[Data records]
━━━━━━━━

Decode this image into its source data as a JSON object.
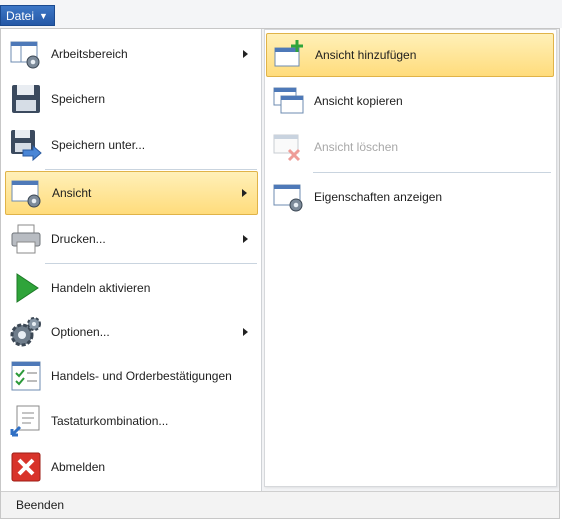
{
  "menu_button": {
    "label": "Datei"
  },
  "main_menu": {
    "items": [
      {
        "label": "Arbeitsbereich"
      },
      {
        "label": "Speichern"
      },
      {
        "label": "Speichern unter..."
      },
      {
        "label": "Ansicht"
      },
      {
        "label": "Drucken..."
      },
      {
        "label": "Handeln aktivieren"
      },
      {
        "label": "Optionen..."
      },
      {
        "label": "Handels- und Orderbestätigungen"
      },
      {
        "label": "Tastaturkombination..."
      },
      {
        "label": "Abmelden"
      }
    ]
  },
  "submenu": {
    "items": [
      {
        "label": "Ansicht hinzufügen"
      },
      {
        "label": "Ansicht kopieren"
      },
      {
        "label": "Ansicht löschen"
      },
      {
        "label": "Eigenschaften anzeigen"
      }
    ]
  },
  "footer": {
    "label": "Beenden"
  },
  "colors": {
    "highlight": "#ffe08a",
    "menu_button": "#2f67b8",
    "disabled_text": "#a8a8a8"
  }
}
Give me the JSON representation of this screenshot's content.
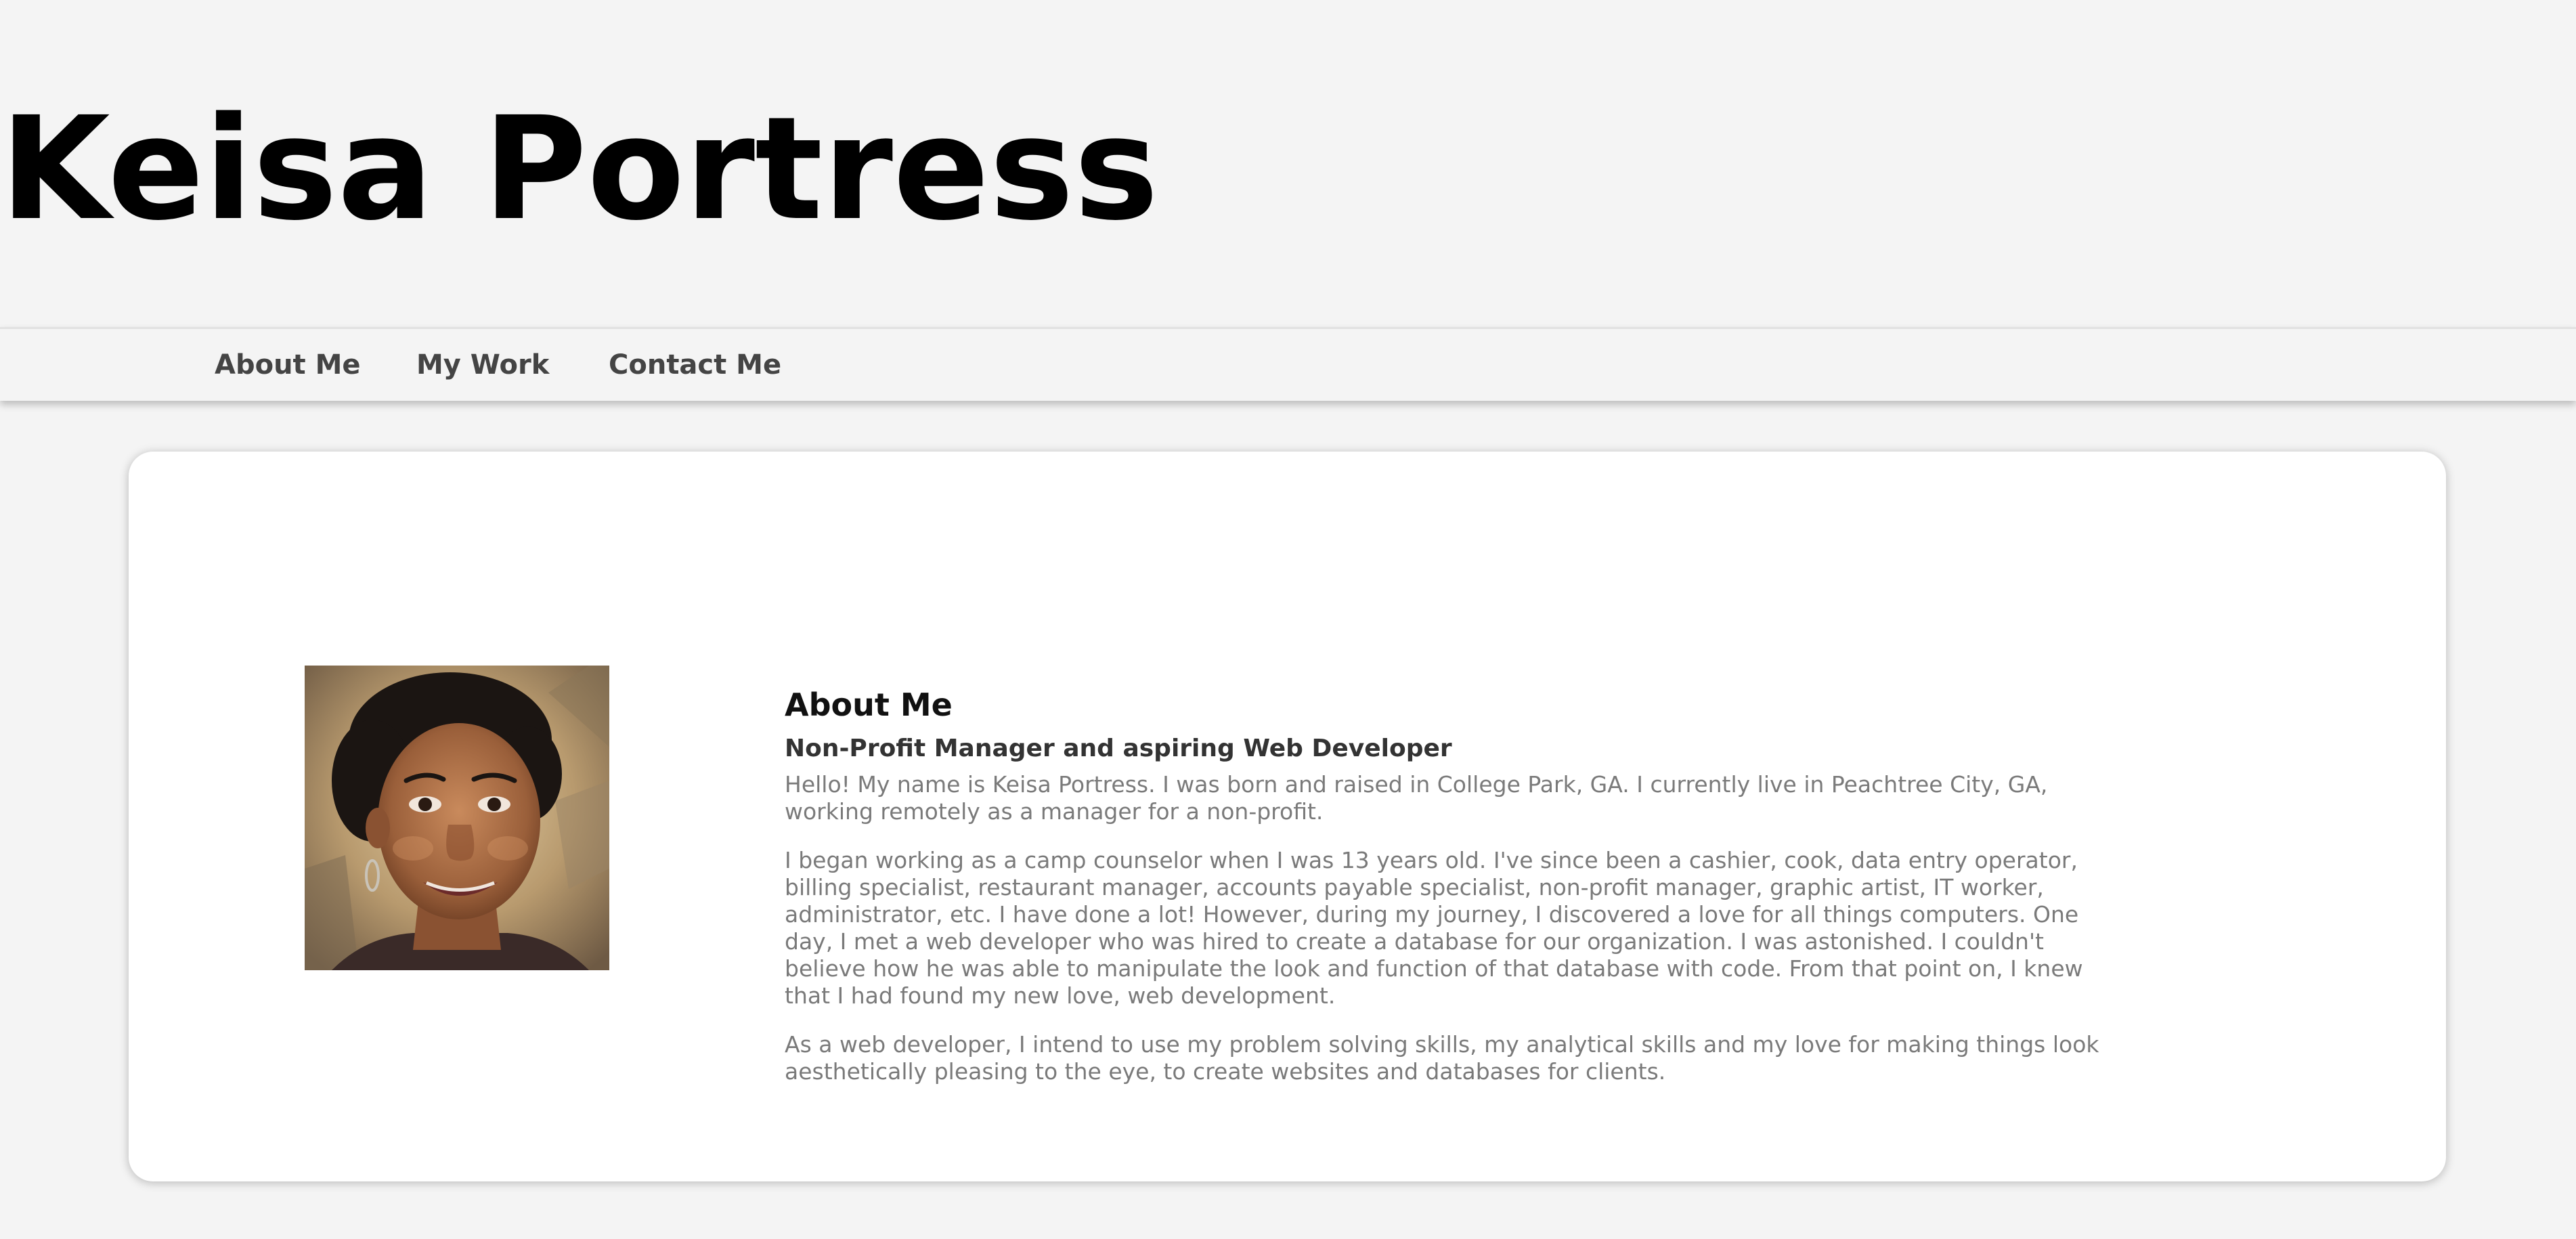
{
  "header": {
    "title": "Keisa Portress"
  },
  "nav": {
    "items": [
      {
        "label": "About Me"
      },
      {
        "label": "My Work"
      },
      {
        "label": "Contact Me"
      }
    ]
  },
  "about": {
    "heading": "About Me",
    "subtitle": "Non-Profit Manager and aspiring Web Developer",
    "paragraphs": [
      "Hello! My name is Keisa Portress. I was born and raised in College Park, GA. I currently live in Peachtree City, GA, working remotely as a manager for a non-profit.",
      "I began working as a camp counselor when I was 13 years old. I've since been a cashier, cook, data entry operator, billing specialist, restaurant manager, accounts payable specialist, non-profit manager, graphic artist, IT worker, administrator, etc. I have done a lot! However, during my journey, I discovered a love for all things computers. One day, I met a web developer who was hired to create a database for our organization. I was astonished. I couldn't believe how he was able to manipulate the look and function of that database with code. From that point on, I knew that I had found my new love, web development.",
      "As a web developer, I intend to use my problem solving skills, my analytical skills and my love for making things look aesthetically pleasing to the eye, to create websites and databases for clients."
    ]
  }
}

━━━━━━━━

Print all of the records shown above exactly, leaving out each picture.

(Final result):
Decode this image into its source data as a JSON object.
{
  "menu_button": {
    "label": "Datei"
  },
  "main_menu": {
    "items": [
      {
        "label": "Arbeitsbereich"
      },
      {
        "label": "Speichern"
      },
      {
        "label": "Speichern unter..."
      },
      {
        "label": "Ansicht"
      },
      {
        "label": "Drucken..."
      },
      {
        "label": "Handeln aktivieren"
      },
      {
        "label": "Optionen..."
      },
      {
        "label": "Handels- und Orderbestätigungen"
      },
      {
        "label": "Tastaturkombination..."
      },
      {
        "label": "Abmelden"
      }
    ]
  },
  "submenu": {
    "items": [
      {
        "label": "Ansicht hinzufügen"
      },
      {
        "label": "Ansicht kopieren"
      },
      {
        "label": "Ansicht löschen"
      },
      {
        "label": "Eigenschaften anzeigen"
      }
    ]
  },
  "footer": {
    "label": "Beenden"
  },
  "colors": {
    "highlight": "#ffe08a",
    "menu_button": "#2f67b8",
    "disabled_text": "#a8a8a8"
  }
}
Give me the JSON representation of this screenshot's content.
{
  "header": {
    "title": "Keisa Portress"
  },
  "nav": {
    "items": [
      {
        "label": "About Me"
      },
      {
        "label": "My Work"
      },
      {
        "label": "Contact Me"
      }
    ]
  },
  "about": {
    "heading": "About Me",
    "subtitle": "Non-Profit Manager and aspiring Web Developer",
    "paragraphs": [
      "Hello! My name is Keisa Portress. I was born and raised in College Park, GA. I currently live in Peachtree City, GA, working remotely as a manager for a non-profit.",
      "I began working as a camp counselor when I was 13 years old. I've since been a cashier, cook, data entry operator, billing specialist, restaurant manager, accounts payable specialist, non-profit manager, graphic artist, IT worker, administrator, etc. I have done a lot! However, during my journey, I discovered a love for all things computers. One day, I met a web developer who was hired to create a database for our organization. I was astonished. I couldn't believe how he was able to manipulate the look and function of that database with code. From that point on, I knew that I had found my new love, web development.",
      "As a web developer, I intend to use my problem solving skills, my analytical skills and my love for making things look aesthetically pleasing to the eye, to create websites and databases for clients."
    ]
  }
}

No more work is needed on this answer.